— begin PAGE TEXT —

500.A15a3/788a: Telegram
The Acting Secretary of State to the Chairman of the American Delegation (Stimson)
[Paraphrase]
Washington, March 26, 1930—6
p.m.
265. After reading your yesterday’s press statement and after conference with the President, I send you the following:
It is our wish to call the following points to your attention with respect to the whole question of a consultative pact:
- 1.
- If the provisions of the Four-Power Pacific Treaty1 are applied to a setting which is European, even though a reservation is made against military action, they become an entanglement of the first order in European affairs, this being particularly true of paragraph 2 of the Pacific Pact. The two settings present this essential difference: With respect to Europe, if included in the present treaty, it would apply to every European political disturbance which might affect any one of the five parties; with respect to the Pacific Pact, we have possessions in the East and the Pact refers solely to those possessions.
- 2.
- The supplementary agreement of December 13, 1921 [February 6, 19222], by delimiting action further under those provisions, which cannot be included in the present treaty, modified the Pacific Pact.
- 3.
- To repeat the text of the Pacific Treaty as a part of the text of the present proposed treaty would be to incur, therefore, the greatest possible dangers. We would be drawn into questions into which we could not go if the pact were so drawn as to be confined to Europe; and if such a pact were not confined to Europe, other powers would be drawn into questions affecting the Western Hemisphere, and this we cannot allow.
- 4.
- To us it would appear that the provisions of any such pact [Page 86] would necessarily have to be strictly limited to an agreement of mutual frank communication with the purpose of finding means for peaceful settling of any dispute apt to occasion war between those signing, and that such interchanges should be confined wholly to the ascertainment of peaceable methods and should leave out specifically all consideration of military or other sanctions, that no signatory shall be obliged to take part in such interchanges dealing with problems in which they say they have no concern, and it should contain an affirmation that it is this country’s policy not to become involved in controversies with respect to Europe.

— end PAGE TEXT —
— begin RECORDS SHOWN —

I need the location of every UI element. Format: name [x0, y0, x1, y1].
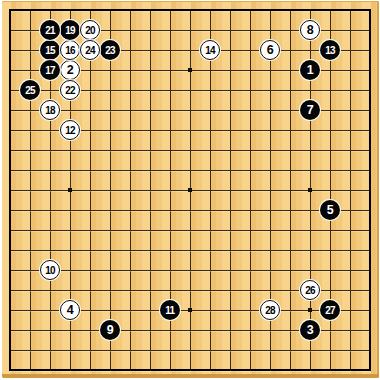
stone-white-10: 10: [40, 260, 60, 280]
stone-black-25: 25: [20, 80, 40, 100]
move-number: 7: [307, 103, 314, 116]
stone-white-12: 12: [60, 120, 80, 140]
stone-black-15: 15: [40, 40, 60, 60]
stone-white-6: 6: [260, 40, 280, 60]
stone-white-18: 18: [40, 100, 60, 120]
stone-black-7: 7: [300, 100, 320, 120]
stone-black-5: 5: [320, 200, 340, 220]
stone-white-26: 26: [300, 280, 320, 300]
star-point: [68, 188, 72, 192]
stone-black-17: 17: [40, 60, 60, 80]
move-number: 18: [45, 104, 55, 115]
move-number: 21: [45, 24, 55, 35]
stone-white-14: 14: [200, 40, 220, 60]
move-number: 8: [307, 23, 314, 36]
move-number: 12: [65, 124, 75, 135]
move-number: 19: [65, 24, 75, 35]
move-number: 6: [267, 43, 274, 56]
go-diagram-page: 1234567891011121314151617181920212223242…: [0, 0, 380, 380]
stone-black-19: 19: [60, 20, 80, 40]
stone-black-27: 27: [320, 300, 340, 320]
stone-black-1: 1: [300, 60, 320, 80]
stone-black-3: 3: [300, 320, 320, 340]
stone-white-28: 28: [260, 300, 280, 320]
move-number: 15: [45, 44, 55, 55]
move-number: 27: [325, 304, 335, 315]
stone-white-16: 16: [60, 40, 80, 60]
stone-white-24: 24: [80, 40, 100, 60]
move-number: 16: [65, 44, 75, 55]
stone-black-11: 11: [160, 300, 180, 320]
move-number: 10: [45, 264, 55, 275]
move-number: 3: [307, 323, 314, 336]
star-point: [188, 308, 192, 312]
star-point: [308, 188, 312, 192]
stone-black-9: 9: [100, 320, 120, 340]
move-number: 17: [45, 64, 55, 75]
go-board[interactable]: 1234567891011121314151617181920212223242…: [0, 0, 380, 380]
move-number: 20: [85, 24, 95, 35]
move-number: 26: [305, 284, 315, 295]
stone-white-22: 22: [60, 80, 80, 100]
stone-black-13: 13: [320, 40, 340, 60]
stone-white-8: 8: [300, 20, 320, 40]
move-number: 23: [105, 44, 115, 55]
move-number: 13: [325, 44, 335, 55]
stone-black-23: 23: [100, 40, 120, 60]
move-number: 22: [65, 84, 75, 95]
star-point: [188, 68, 192, 72]
star-point: [308, 308, 312, 312]
move-number: 9: [107, 323, 114, 336]
move-number: 2: [67, 63, 74, 76]
move-number: 4: [67, 303, 74, 316]
stone-white-2: 2: [60, 60, 80, 80]
move-number: 11: [165, 304, 174, 315]
move-number: 24: [85, 44, 95, 55]
move-number: 25: [25, 84, 35, 95]
stone-black-21: 21: [40, 20, 60, 40]
move-number: 5: [327, 203, 334, 216]
move-number: 1: [307, 63, 314, 76]
move-number: 14: [205, 44, 215, 55]
star-point: [188, 188, 192, 192]
move-number: 28: [265, 304, 275, 315]
stone-white-4: 4: [60, 300, 80, 320]
stone-white-20: 20: [80, 20, 100, 40]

— end RECORDS SHOWN —

_WHAT THIS EXERCISE ASKS_.
**A.** Copy out the telegram in full.
**B.** In the listing, write out only the lines starting at the one that contains "stone-white-10: 10: [40, 260, 60, 280]" and ending at the one that contains "stone-black-27: 27: [320, 300, 340, 320]", with "move-number" changed to "move-label" and nothing else altered.

_TASK-BY-TASK SOLUTIONS_.
**A.**
500.A15a3/788a: Telegram
The Acting Secretary of State to the Chairman of the American Delegation (Stimson)
[Paraphrase]
Washington, March 26, 1930—6
p.m.
265. After reading your yesterday’s press statement and after conference with the President, I send you the following:
It is our wish to call the following points to your attention with respect to the whole question of a consultative pact:
- 1.
- If the provisions of the Four-Power Pacific Treaty1 are applied to a setting which is European, even though a reservation is made against military action, they become an entanglement of the first order in European affairs, this being particularly true of paragraph 2 of the Pacific Pact. The two settings present this essential difference: With respect to Europe, if included in the present treaty, it would apply to every European political disturbance which might affect any one of the five parties; with respect to the Pacific Pact, we have possessions in the East and the Pact refers solely to those possessions.
- 2.
- The supplementary agreement of December 13, 1921 [February 6, 19222], by delimiting action further under those provisions, which cannot be included in the present treaty, modified the Pacific Pact.
- 3.
- To repeat the text of the Pacific Treaty as a part of the text of the present proposed treaty would be to incur, therefore, the greatest possible dangers. We would be drawn into questions into which we could not go if the pact were so drawn as to be confined to Europe; and if such a pact were not confined to Europe, other powers would be drawn into questions affecting the Western Hemisphere, and this we cannot allow.
- 4.
- To us it would appear that the provisions of any such pact [Page 86] would necessarily have to be strictly limited to an agreement of mutual frank communication with the purpose of finding means for peaceful settling of any dispute apt to occasion war between those signing, and that such interchanges should be confined wholly to the ascertainment of peaceable methods and should leave out specifically all consideration of military or other sanctions, that no signatory shall be obliged to take part in such interchanges dealing with problems in which they say they have no concern, and it should contain an affirmation that it is this country’s policy not to become involved in controversies with respect to Europe.

**B.**
stone-white-10: 10: [40, 260, 60, 280]
stone-black-25: 25: [20, 80, 40, 100]
move-label: 7: [307, 103, 314, 116]
stone-white-12: 12: [60, 120, 80, 140]
stone-black-15: 15: [40, 40, 60, 60]
stone-white-6: 6: [260, 40, 280, 60]
stone-white-18: 18: [40, 100, 60, 120]
stone-black-7: 7: [300, 100, 320, 120]
stone-black-5: 5: [320, 200, 340, 220]
stone-white-26: 26: [300, 280, 320, 300]
star-point: [68, 188, 72, 192]
stone-black-17: 17: [40, 60, 60, 80]
move-label: 18: [45, 104, 55, 115]
move-label: 21: [45, 24, 55, 35]
stone-white-14: 14: [200, 40, 220, 60]
move-label: 8: [307, 23, 314, 36]
move-label: 12: [65, 124, 75, 135]
move-label: 19: [65, 24, 75, 35]
move-label: 6: [267, 43, 274, 56]
go-diagram-page: 1234567891011121314151617181920212223242…: [0, 0, 380, 380]
stone-black-19: 19: [60, 20, 80, 40]
stone-black-27: 27: [320, 300, 340, 320]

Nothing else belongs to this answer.